> _Text segment_:
Typical qMRS volume of interest (voxel size 4.5 × 2.0 × 3.0 cm3) placement in the (A) right and (B) left aINS. The yellow box illustrates the voxel targeting the GABA signal at 3.0 ppm, and the white box illustrates the voxel the water residual at 4.7 ppm originates from, which shows the chemical shift displacement. Representative spectra with LCModel fitting depict (C) an averaged difference spectrum for the extraction of GABA+ and (D) an averaged MEGA-PRESS OFF spectrum for Glx extraction (labeled as 2 and 7, extracted solely from OFF-spectra) from a healthy volunteer (black line: postprocessed spectra before fitting; red line: LCModel fit). Residuals are shown at the top of each panel. (Assignments: 1, creatine (-2CH2-); 2, Glx (-2CH-); 3, choline (-N(CH3)3); 4, creatine (-N(CH3)); 5, GABA+ (-4CH2-); 6, tNA (-3CH2-); 7, Glx (-4CH2-); 8, GABA+ (-2CH2-); 9, tNA (-2CH3); 10, GABA+ (-3CH2-); 11 to 13, macromolecules and lipids, -CH2-).25 aINS, anterior insula; Glx, glutamate+glutamine; GABA+, γ-Aminobutyric acid + coedited macromolecular signals; qMRS, quantitative magnetic resonance spectroscopy; tNA, total N-Acetyl compounds (NAA + NAAG).

2.3. Questionnaires and symptom diary

Questionnaire data from all participants were collected for sample characterization and for the assessment of IBS-related and psychological variables. In addition, data extracted from symptom diaries were obtained from the patients with IBS, as described below.

2.3.1. Irritable bowel syndrome severity scoring system (IBS-SSS)

Irritable bowel syndrome severity scoring system is a 5-item questionnaire evaluating overall IBS symptom severity by assessing the frequency and the intensity of abdominal pain and distension, the satisfaction with bowel habits, and interference with daily life.21 Each item generates a score between 0 and 100 with a maximal sum score of 500. Sum scores indicate mild (75-175), moderate (175-300), or severe (>300) disease.

2.3.2. Visceral sensitivity index (VSI)

Visceral sensitivity index was implemented to assess gastrointestinal symptom-specific anxiety.36 The 15-item self-report questionnaire evaluates cognitive, emotional, and behavioral responses to fear of gastrointestinal sensations, symptoms, and the context in which the symptoms are experienced. Items are scored on a reversed 6-point scale ranging from 0 to 5, with sum scores between 0 and 75. Higher scores indicate more severe symptom-specific anxiety.

2.3.3. Hospital anxiety and depression scale (HADS)

The hospital anxiety and depression scale was used to measure symptoms of depression and anxiety.71 The tool consists of 7 items for a depression (HADS-D) and an anxiety subscale (HADS-A), respectively, with scores on each subscale ranging from 0 to 21. Cutoff values are indicated as ≥8 for subclinical (suspicious) anxiety or depression and ≥11 as definite cases on both the HADS-D and HADS-A, respectively.5

2.3.4. Coping strategies questionnaire (CSQ)

> _Given information_:
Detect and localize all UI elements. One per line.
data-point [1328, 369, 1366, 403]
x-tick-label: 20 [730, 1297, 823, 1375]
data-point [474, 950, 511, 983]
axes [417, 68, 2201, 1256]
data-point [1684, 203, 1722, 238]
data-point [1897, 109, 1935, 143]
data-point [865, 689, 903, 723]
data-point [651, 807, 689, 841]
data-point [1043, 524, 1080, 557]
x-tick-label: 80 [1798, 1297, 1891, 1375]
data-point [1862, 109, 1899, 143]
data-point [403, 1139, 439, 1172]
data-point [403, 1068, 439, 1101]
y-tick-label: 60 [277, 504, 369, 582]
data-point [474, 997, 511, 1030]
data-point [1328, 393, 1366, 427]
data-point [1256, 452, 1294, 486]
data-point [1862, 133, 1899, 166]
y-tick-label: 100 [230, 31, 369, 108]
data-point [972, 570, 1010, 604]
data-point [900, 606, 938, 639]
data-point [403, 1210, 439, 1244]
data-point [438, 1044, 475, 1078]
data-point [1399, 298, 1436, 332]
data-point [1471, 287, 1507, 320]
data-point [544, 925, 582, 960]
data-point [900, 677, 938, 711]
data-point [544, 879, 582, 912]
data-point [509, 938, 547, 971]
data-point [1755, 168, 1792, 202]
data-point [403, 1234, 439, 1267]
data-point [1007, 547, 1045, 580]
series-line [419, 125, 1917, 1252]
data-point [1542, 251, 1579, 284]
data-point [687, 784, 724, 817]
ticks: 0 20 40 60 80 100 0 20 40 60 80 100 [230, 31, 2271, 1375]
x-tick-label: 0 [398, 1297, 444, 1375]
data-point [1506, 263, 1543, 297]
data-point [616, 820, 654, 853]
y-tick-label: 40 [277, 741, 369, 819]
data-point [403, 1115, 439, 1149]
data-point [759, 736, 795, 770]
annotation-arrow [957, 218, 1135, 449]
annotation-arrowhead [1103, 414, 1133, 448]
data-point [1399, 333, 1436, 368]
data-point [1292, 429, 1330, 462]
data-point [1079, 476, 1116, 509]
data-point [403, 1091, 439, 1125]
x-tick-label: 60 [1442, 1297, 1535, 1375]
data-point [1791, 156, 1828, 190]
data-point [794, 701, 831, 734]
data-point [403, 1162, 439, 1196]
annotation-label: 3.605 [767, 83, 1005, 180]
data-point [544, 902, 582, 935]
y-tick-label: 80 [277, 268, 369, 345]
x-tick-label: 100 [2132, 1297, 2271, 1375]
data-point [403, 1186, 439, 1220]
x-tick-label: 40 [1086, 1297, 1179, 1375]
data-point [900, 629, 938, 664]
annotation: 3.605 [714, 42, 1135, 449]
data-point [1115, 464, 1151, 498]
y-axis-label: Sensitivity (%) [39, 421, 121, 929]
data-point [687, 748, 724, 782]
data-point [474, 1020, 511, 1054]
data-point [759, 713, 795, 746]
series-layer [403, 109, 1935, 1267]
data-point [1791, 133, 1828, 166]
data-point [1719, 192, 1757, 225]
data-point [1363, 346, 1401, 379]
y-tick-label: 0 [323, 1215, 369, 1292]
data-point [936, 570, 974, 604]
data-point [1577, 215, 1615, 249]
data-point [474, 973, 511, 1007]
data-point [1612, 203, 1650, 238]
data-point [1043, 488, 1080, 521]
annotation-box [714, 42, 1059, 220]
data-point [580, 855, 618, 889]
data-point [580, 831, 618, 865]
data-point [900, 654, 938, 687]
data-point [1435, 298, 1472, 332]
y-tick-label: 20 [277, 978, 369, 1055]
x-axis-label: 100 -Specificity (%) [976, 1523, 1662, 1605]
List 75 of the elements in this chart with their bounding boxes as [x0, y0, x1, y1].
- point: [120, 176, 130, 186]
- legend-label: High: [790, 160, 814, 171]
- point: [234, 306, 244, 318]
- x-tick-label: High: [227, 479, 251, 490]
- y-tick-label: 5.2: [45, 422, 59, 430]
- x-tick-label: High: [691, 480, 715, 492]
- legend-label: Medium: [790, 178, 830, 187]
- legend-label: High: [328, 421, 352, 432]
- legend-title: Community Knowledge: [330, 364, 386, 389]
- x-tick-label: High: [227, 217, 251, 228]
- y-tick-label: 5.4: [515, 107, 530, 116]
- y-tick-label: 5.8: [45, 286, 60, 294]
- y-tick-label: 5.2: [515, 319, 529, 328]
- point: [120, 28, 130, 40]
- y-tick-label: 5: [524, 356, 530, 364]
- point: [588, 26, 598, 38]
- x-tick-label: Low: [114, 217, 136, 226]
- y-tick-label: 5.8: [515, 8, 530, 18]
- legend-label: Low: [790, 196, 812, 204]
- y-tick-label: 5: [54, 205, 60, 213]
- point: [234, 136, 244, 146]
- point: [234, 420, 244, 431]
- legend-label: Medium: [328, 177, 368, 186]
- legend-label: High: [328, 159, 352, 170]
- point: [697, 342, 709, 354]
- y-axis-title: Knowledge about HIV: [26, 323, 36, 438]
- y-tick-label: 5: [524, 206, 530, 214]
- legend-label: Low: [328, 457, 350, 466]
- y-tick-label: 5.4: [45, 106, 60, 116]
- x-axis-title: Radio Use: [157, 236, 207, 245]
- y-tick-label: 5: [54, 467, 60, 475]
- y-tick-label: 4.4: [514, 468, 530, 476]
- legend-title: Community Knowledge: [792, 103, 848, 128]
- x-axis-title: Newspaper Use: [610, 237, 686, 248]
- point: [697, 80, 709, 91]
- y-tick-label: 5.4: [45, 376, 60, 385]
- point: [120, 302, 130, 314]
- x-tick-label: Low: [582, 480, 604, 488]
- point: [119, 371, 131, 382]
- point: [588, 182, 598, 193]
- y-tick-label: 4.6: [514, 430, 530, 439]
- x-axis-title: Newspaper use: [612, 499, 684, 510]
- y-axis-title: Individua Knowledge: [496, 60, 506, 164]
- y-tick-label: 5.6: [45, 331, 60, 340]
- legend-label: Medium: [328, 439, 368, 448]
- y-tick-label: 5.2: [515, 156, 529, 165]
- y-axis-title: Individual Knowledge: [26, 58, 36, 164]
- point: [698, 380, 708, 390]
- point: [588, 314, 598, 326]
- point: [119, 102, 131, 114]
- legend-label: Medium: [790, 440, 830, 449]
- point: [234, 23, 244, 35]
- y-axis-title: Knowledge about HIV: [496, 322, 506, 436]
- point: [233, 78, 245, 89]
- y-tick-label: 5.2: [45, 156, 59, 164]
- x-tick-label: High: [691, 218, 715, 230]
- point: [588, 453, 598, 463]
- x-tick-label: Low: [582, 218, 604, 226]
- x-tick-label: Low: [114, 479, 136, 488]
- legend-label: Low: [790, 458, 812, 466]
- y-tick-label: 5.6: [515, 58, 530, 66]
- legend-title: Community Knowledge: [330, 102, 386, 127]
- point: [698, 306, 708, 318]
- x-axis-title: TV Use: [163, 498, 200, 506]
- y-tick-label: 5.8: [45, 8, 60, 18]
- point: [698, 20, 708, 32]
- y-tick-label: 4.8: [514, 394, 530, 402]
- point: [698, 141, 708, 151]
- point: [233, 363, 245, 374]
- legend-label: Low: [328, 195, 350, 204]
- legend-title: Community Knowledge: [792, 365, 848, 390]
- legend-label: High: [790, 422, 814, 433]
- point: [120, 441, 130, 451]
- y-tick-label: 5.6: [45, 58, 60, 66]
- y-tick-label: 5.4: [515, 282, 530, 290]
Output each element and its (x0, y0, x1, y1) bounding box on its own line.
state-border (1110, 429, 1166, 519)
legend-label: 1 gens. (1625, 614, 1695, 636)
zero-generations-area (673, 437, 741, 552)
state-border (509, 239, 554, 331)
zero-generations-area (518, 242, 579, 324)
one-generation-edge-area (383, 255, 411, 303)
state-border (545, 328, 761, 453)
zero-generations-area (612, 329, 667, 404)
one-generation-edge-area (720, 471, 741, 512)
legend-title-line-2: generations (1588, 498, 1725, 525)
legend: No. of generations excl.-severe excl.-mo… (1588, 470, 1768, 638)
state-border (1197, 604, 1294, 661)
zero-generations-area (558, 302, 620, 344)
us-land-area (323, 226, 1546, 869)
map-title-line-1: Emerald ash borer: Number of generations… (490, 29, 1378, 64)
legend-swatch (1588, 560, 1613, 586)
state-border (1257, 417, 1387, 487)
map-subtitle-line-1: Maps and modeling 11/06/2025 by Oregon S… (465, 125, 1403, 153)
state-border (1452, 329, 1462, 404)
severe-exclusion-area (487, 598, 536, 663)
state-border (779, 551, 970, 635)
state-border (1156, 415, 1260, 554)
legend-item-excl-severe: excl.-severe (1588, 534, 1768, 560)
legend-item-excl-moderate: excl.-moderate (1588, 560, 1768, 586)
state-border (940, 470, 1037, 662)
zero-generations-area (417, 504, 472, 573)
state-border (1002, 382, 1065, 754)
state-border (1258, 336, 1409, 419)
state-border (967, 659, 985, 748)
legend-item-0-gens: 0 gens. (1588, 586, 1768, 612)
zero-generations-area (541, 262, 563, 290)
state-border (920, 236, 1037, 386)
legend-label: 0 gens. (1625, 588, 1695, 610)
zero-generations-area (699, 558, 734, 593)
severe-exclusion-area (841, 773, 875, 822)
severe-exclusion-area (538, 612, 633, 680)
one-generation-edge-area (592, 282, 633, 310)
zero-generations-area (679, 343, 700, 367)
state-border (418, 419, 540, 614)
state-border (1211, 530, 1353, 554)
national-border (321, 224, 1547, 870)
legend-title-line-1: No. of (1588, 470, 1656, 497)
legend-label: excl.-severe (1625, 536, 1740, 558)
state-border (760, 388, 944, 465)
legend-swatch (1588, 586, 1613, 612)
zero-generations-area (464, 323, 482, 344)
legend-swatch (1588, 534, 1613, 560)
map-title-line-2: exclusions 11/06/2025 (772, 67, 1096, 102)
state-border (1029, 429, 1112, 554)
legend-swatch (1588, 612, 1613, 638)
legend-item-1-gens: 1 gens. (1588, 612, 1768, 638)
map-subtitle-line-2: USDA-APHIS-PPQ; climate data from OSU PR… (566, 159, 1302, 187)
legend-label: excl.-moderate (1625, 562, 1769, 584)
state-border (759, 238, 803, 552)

> _Instructions for the task_:
Duplicate the part of the questionnaire methods text starting at "2.3.2. Visceral sensitivity" and ending at "severe symptom-specific anxiety.". The listing comes from a different source than the text.

> _Solution to this problem_:
2.3.2. Visceral sensitivity index (VSI)

Visceral sensitivity index was implemented to assess gastrointestinal symptom-specific anxiety.36 The 15-item self-report questionnaire evaluates cognitive, emotional, and behavioral responses to fear of gastrointestinal sensations, symptoms, and the context in which the symptoms are experienced. Items are scored on a reversed 6-point scale ranging from 0 to 5, with sum scores between 0 and 75. Higher scores indicate more severe symptom-specific anxiety.